What the task asks: Reproduce the entries below in full, word for word.

..............................

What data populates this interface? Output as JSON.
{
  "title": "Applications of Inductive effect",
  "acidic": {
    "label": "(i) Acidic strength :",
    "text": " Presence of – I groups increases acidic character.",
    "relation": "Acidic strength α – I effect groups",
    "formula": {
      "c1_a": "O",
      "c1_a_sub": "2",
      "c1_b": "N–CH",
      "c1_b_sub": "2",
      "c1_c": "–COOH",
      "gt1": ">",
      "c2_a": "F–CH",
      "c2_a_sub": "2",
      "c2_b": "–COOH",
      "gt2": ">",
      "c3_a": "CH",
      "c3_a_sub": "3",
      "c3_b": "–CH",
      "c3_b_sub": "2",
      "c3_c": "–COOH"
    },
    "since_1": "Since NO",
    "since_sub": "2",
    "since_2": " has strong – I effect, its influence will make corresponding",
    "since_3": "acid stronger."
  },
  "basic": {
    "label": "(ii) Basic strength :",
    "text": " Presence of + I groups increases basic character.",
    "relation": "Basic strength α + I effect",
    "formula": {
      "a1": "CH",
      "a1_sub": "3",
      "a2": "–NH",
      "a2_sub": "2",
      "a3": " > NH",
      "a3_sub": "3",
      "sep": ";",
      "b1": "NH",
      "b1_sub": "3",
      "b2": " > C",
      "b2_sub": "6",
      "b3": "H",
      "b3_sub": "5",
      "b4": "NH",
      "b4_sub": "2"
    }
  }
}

..............................

The reply:
What data populates this interface? Output as JSON.
{
  "title": "Applications of Inductive effect",
  "acidic": {
    "label": "(i) Acidic strength :",
    "text": " Presence of – I groups increases acidic character.",
    "relation": "Acidic strength α – I effect groups",
    "formula": {
      "c1_a": "O",
      "c1_a_sub": "2",
      "c1_b": "N–CH",
      "c1_b_sub": "2",
      "c1_c": "–COOH",
      "gt1": ">",
      "c2_a": "F–CH",
      "c2_a_sub": "2",
      "c2_b": "–COOH",
      "gt2": ">",
      "c3_a": "CH",
      "c3_a_sub": "3",
      "c3_b": "–CH",
      "c3_b_sub": "2",
      "c3_c": "–COOH"
    },
    "since_1": "Since NO",
    "since_sub": "2",
    "since_2": " has strong – I effect, its influence will make corresponding",
    "since_3": "acid stronger."
  },
  "basic": {
    "label": "(ii) Basic strength :",
    "text": " Presence of + I groups increases basic character.",
    "relation": "Basic strength α + I effect",
    "formula": {
      "a1": "CH",
      "a1_sub": "3",
      "a2": "–NH",
      "a2_sub": "2",
      "a3": " > NH",
      "a3_sub": "3",
      "sep": ";",
      "b1": "NH",
      "b1_sub": "3",
      "b2": " > C",
      "b2_sub": "6",
      "b3": "H",
      "b3_sub": "5",
      "b4": "NH",
      "b4_sub": "2"
    }
  }
}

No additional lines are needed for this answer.